• [GOAL]:
Tally every line featuring "jste", then give that tally alone.

• [INPUT]:
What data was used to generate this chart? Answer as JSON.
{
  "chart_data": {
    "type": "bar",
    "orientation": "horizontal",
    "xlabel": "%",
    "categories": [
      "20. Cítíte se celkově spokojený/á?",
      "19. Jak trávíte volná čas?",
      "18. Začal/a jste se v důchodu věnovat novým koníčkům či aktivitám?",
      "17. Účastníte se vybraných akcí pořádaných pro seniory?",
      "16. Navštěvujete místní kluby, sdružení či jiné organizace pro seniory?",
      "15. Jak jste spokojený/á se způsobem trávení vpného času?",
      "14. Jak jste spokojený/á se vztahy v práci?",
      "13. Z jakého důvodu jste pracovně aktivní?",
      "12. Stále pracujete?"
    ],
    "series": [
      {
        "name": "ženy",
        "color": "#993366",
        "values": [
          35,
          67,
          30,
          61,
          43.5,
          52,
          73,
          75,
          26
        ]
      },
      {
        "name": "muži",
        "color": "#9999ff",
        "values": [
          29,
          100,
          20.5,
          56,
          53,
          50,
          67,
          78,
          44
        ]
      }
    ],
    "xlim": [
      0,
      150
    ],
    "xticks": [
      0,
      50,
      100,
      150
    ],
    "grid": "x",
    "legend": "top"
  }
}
--
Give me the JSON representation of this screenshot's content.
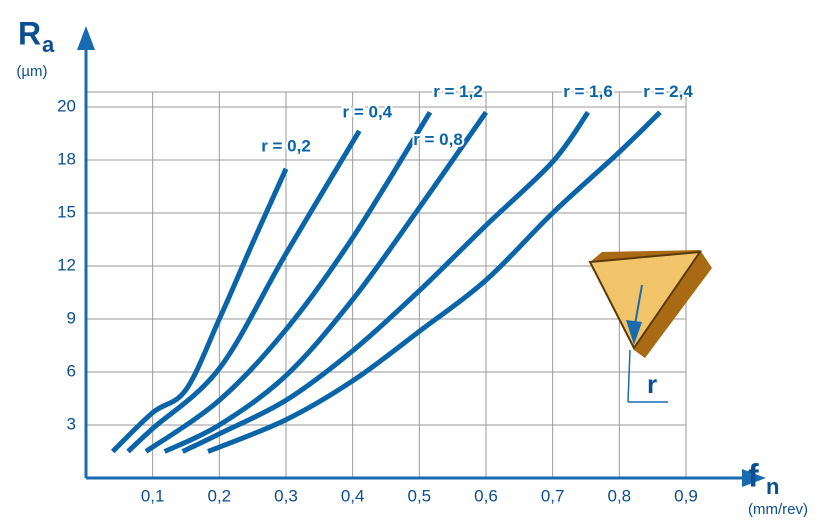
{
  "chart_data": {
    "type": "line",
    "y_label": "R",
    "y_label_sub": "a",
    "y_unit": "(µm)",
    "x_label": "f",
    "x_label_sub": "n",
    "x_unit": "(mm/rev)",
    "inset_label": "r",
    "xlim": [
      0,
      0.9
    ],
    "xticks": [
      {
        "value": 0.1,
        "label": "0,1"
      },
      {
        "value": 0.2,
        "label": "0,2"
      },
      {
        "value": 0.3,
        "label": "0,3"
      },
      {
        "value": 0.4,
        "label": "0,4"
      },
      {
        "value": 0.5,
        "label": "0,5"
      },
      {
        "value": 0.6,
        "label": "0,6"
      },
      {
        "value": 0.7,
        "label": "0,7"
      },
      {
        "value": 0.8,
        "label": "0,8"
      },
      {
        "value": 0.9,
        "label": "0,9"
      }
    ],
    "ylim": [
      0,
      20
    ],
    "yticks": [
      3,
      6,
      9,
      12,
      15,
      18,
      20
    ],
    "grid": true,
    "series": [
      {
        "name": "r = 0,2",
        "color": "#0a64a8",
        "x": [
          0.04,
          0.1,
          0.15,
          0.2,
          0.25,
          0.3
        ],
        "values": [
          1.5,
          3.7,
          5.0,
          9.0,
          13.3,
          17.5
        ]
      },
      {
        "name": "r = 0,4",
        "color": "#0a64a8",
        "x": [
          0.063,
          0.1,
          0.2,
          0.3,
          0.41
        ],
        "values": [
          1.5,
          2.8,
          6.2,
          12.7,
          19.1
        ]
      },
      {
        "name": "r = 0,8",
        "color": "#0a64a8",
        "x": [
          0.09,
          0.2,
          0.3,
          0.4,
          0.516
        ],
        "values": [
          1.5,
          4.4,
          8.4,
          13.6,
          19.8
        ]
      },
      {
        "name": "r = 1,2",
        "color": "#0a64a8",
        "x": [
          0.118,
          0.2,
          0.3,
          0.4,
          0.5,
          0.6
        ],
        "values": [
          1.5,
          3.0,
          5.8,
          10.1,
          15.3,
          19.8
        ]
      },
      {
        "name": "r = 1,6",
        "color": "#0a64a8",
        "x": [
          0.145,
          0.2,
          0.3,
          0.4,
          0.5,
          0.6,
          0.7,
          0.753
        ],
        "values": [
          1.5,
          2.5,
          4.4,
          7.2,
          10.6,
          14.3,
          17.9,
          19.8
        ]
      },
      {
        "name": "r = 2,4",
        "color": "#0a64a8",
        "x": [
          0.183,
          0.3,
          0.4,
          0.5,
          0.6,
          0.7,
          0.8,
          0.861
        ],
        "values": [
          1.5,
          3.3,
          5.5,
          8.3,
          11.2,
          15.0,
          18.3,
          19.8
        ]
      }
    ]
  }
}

• [CORRECT OUTPUT]:
4